● Job
Say how many lines contain "CONTRACT"; the answer is the number alone.

[Dataset records]
________________________

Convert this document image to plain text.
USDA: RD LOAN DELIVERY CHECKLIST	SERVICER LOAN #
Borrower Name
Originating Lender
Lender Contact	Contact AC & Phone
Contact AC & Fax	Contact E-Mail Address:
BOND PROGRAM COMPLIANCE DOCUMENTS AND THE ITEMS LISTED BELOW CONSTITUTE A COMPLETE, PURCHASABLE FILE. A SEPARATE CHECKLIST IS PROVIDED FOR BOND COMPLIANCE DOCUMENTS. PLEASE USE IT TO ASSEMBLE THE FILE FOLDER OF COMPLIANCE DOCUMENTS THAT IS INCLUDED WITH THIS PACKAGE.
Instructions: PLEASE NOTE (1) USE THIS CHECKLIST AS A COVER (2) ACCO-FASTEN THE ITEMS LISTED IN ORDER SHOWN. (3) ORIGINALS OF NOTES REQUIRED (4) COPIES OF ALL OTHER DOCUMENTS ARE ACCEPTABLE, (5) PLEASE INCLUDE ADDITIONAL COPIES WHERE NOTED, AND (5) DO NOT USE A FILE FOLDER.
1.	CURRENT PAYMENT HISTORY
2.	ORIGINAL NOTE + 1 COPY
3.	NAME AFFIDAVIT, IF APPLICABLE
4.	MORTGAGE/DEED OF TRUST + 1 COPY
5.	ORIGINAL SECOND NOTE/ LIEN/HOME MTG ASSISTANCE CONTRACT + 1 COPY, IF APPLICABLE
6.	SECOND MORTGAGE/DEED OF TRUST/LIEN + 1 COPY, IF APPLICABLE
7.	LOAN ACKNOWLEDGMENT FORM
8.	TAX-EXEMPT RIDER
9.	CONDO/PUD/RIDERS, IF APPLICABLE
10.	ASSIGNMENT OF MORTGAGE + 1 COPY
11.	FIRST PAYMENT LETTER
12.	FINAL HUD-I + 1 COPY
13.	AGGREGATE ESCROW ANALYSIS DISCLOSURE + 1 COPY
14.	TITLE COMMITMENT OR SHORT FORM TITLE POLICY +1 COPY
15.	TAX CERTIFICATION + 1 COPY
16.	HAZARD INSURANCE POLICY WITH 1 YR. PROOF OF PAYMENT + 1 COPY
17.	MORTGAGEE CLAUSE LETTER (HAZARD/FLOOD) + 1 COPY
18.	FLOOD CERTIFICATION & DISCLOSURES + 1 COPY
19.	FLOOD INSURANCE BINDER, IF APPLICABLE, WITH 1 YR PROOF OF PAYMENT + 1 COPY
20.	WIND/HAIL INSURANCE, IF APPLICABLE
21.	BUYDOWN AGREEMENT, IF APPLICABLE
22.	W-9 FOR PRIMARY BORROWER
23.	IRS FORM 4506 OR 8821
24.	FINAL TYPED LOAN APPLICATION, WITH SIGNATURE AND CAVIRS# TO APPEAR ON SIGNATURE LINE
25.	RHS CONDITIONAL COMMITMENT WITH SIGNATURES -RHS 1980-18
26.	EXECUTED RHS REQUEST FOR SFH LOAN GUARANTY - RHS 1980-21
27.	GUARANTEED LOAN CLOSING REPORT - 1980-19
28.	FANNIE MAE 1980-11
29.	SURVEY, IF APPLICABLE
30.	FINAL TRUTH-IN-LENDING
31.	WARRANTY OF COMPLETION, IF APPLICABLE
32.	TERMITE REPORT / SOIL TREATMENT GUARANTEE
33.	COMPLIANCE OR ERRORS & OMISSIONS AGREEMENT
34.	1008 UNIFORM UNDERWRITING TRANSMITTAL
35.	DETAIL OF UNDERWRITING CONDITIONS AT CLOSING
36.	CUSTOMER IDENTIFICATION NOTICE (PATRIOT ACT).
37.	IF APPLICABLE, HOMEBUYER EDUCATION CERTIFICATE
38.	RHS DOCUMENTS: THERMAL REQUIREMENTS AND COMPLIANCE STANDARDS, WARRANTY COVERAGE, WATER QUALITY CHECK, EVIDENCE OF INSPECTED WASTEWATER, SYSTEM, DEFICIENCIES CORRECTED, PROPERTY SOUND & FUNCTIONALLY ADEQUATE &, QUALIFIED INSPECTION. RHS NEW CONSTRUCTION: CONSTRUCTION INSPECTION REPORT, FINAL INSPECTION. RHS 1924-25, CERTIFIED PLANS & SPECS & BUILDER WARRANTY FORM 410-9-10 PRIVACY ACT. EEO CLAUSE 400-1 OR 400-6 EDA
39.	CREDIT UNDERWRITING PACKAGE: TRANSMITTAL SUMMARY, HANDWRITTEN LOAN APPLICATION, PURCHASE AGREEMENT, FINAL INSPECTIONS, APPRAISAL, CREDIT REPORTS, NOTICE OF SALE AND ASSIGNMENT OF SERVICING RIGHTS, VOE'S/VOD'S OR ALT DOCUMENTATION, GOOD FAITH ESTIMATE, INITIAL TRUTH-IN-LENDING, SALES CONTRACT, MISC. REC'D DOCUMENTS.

________________________

● Right answer
2